**Your objective:** Take every line from the material that has the word "Kantone" in it.

■ ■ ■

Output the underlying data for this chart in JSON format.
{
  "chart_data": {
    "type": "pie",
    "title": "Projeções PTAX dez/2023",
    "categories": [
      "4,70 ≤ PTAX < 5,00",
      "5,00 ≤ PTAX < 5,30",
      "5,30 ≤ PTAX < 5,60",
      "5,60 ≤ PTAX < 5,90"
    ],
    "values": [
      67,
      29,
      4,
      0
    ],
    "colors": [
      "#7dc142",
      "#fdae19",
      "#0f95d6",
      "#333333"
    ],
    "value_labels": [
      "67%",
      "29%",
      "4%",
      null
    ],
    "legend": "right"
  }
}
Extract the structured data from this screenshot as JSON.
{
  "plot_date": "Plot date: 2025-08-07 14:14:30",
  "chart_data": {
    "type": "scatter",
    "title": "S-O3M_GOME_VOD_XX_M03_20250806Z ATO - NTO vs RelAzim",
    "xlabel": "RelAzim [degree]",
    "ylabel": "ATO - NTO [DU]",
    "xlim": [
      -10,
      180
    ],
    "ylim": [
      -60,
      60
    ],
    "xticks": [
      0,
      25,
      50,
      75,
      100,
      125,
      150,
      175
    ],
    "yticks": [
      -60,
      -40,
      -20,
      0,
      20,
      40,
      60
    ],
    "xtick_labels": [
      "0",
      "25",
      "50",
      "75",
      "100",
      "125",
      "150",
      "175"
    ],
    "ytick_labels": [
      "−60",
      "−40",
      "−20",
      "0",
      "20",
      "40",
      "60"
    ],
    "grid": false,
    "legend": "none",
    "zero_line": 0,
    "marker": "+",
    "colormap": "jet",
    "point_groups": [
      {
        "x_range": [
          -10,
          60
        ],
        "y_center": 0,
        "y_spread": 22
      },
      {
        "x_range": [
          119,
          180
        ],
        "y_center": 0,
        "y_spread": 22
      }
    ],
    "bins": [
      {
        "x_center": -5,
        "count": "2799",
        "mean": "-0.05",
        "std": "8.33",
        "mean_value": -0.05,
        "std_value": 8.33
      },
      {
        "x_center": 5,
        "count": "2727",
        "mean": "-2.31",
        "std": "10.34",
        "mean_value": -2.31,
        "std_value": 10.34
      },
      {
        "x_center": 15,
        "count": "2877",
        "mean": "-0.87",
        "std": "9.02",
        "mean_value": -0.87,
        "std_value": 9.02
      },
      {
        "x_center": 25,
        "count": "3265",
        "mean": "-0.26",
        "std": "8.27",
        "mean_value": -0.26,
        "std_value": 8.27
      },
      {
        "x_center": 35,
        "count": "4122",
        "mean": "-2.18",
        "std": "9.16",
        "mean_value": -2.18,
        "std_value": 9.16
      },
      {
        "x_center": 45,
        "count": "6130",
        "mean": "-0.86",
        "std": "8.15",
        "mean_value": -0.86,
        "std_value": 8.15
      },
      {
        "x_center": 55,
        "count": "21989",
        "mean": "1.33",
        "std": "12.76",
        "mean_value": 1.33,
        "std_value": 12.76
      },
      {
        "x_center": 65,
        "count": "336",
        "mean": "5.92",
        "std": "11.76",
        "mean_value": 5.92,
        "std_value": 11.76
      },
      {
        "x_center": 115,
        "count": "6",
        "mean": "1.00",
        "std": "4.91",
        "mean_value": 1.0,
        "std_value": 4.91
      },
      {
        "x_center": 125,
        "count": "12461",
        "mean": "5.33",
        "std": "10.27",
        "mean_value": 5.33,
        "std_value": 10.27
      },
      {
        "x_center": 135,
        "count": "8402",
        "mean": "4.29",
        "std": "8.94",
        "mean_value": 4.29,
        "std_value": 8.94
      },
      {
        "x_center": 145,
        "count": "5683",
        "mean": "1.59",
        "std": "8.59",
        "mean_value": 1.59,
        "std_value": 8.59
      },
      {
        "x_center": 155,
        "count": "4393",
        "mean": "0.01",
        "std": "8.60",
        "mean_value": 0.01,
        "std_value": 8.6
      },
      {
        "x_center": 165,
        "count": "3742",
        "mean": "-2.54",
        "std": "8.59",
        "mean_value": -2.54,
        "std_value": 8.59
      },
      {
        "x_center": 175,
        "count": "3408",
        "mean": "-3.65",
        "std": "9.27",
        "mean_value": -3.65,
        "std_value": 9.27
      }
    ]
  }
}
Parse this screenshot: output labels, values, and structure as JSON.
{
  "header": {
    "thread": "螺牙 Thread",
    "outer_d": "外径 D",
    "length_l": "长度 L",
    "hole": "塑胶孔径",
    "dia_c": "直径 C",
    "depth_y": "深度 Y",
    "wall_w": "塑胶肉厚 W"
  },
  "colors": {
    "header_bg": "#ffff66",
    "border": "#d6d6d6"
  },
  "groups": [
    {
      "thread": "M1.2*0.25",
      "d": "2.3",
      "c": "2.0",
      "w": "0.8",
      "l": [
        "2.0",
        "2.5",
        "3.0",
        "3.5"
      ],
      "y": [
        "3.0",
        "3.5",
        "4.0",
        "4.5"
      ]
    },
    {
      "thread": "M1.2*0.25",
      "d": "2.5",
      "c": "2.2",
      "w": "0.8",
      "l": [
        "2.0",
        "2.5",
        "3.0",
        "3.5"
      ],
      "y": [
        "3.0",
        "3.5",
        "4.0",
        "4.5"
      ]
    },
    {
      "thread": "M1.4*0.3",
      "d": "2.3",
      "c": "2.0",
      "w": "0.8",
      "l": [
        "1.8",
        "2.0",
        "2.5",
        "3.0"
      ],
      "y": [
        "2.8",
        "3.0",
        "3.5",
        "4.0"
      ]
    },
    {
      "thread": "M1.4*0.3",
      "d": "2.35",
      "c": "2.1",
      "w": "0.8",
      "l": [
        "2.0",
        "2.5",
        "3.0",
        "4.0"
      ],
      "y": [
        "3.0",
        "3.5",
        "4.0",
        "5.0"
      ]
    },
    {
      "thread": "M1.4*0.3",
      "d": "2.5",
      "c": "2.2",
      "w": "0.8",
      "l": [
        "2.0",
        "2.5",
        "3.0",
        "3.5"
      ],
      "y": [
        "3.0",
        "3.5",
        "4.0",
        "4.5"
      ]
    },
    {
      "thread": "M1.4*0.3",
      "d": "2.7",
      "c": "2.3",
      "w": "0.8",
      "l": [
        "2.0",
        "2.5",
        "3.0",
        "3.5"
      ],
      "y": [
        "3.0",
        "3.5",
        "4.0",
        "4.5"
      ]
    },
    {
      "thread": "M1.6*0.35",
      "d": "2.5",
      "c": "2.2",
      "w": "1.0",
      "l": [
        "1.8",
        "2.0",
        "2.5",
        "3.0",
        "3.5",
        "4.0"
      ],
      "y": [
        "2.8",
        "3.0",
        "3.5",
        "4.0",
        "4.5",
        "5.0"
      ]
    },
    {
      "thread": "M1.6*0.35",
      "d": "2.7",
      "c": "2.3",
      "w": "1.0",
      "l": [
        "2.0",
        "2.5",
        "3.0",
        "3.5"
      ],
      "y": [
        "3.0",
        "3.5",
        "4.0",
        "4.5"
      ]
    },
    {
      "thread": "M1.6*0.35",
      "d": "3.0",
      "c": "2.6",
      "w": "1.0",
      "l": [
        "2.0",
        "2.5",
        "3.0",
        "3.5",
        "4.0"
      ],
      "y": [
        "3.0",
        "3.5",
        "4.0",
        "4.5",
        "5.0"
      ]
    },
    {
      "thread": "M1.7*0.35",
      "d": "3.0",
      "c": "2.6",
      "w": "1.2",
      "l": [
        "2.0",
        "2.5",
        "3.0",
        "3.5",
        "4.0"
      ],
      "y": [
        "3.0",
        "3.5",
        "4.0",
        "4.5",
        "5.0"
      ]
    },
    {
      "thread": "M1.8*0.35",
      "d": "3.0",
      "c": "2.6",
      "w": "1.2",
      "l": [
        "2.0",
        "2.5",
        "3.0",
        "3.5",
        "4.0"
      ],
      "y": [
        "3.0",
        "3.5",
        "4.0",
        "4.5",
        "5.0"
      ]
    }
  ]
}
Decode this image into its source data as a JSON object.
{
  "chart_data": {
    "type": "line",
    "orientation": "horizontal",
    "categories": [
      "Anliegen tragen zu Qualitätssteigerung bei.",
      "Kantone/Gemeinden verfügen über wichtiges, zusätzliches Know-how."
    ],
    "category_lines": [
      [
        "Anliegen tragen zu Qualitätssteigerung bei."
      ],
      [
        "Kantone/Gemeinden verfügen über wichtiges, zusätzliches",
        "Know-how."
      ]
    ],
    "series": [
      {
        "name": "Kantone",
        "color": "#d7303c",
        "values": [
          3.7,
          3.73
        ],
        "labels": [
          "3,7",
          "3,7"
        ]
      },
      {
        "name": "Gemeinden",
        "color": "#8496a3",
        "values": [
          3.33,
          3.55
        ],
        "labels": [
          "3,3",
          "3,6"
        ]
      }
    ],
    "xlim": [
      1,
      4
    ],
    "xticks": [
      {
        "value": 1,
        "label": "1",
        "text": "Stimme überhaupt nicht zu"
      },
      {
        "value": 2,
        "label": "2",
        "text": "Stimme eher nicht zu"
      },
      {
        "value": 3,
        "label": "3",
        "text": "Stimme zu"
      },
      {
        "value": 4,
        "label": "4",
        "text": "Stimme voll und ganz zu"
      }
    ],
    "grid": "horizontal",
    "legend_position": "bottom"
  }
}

■ ■ ■

**Exercise answer:**
      "Kantone/Gemeinden verfügen über wichtiges, zusätzliches Know-how."
        "Kantone/Gemeinden verfügen über wichtiges, zusätzliches",
        "name": "Kantone",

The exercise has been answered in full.